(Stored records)
● ● ● ● ● ● ●

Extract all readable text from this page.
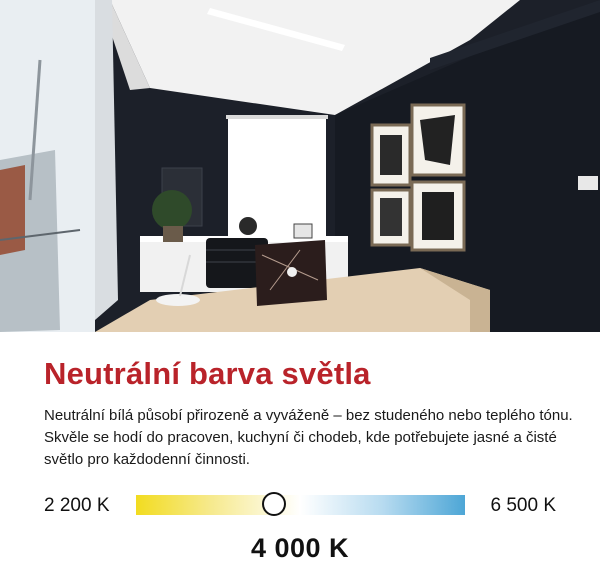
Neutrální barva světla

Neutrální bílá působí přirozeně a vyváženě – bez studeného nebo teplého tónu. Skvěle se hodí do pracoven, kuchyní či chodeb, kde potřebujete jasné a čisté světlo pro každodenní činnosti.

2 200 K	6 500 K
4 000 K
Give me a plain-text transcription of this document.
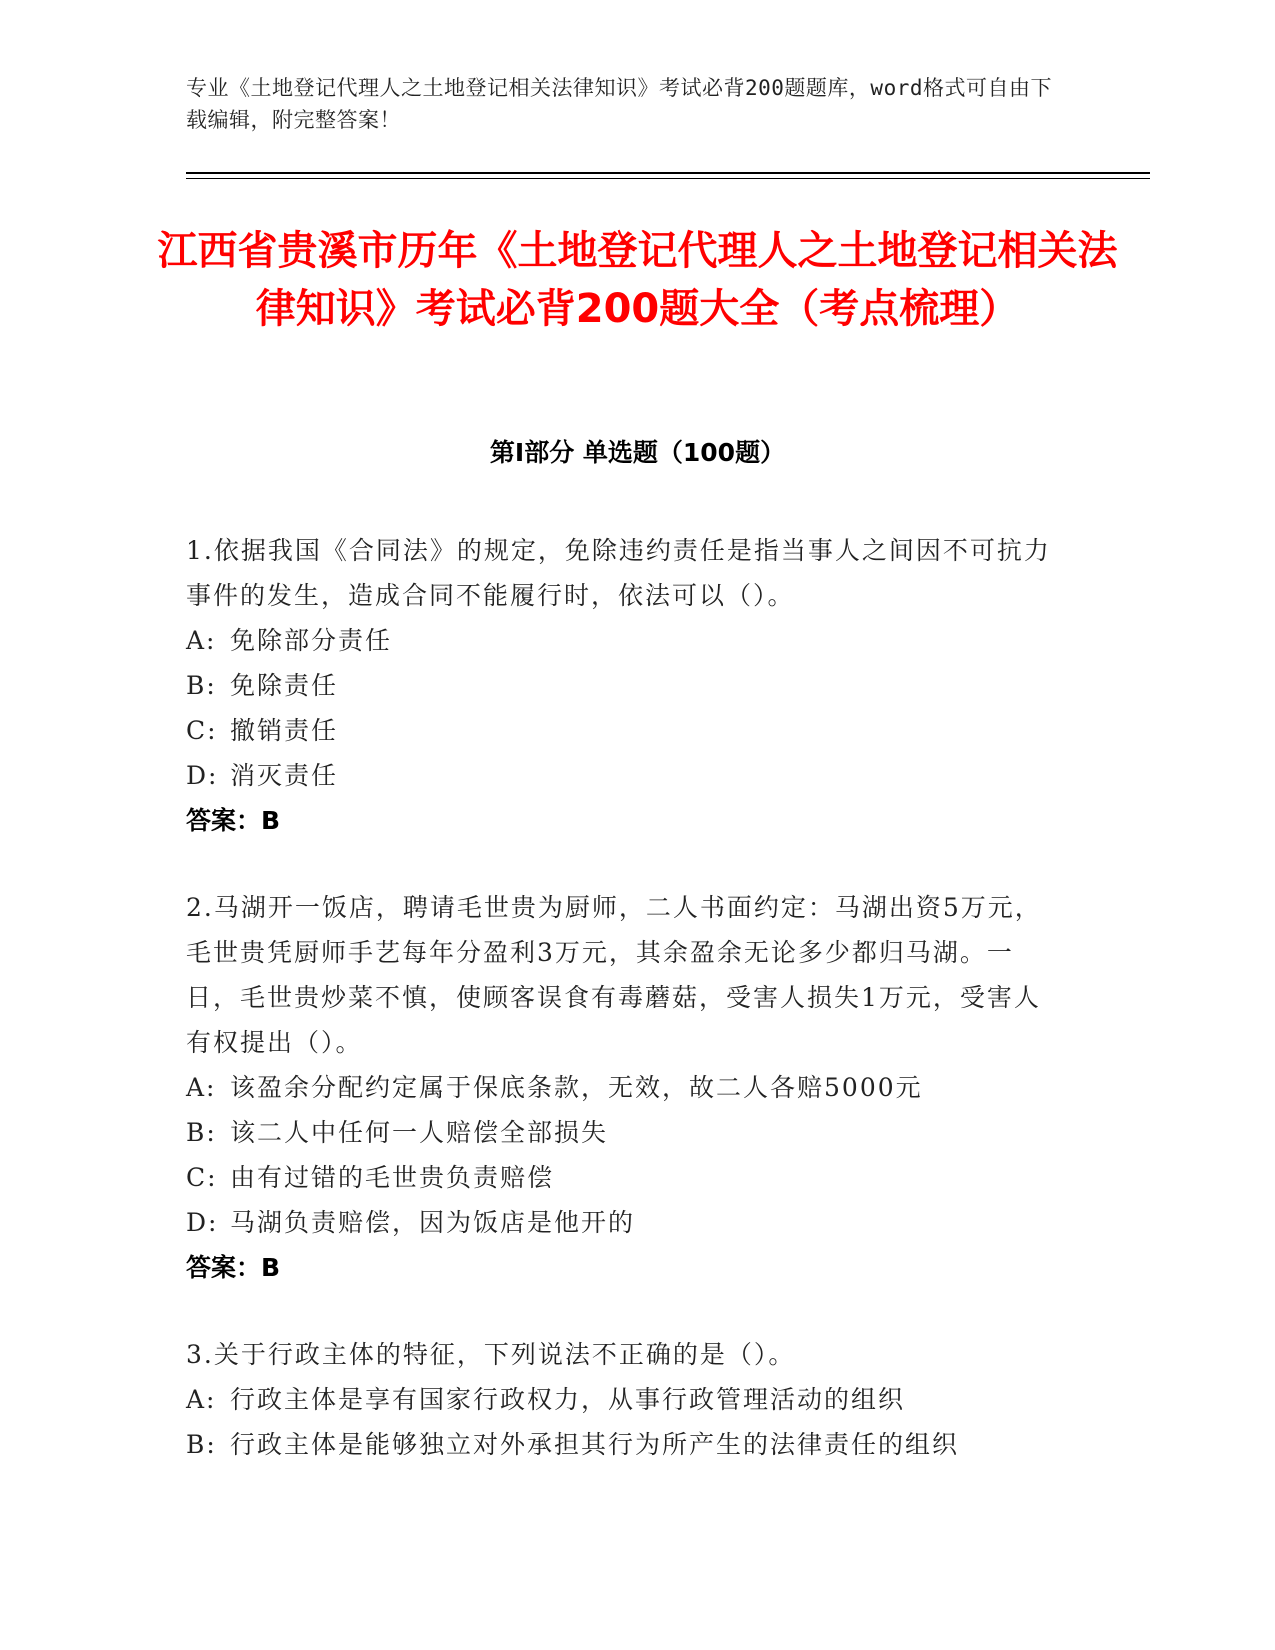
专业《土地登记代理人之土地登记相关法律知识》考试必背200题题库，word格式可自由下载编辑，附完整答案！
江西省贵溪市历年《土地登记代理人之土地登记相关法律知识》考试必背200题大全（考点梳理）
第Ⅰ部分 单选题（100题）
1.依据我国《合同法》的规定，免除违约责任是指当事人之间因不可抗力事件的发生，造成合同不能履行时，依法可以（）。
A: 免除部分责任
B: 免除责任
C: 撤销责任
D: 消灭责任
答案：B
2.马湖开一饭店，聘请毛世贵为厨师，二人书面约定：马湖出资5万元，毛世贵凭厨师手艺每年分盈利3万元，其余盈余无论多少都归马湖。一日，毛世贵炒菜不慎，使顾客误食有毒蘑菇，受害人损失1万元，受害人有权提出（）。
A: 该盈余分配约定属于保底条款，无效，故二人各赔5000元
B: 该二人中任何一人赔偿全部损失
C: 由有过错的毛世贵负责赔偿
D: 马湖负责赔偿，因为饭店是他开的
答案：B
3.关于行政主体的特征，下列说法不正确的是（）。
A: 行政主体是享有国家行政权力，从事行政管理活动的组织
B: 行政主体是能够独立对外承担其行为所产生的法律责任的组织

● ● ● ● ● ● ●

**EXERCISE INSTRUCTIONS**: Return the number of lines that include the word "Neutrální", and nothing else.

**ANSWER TO THE EXERCISE**: 2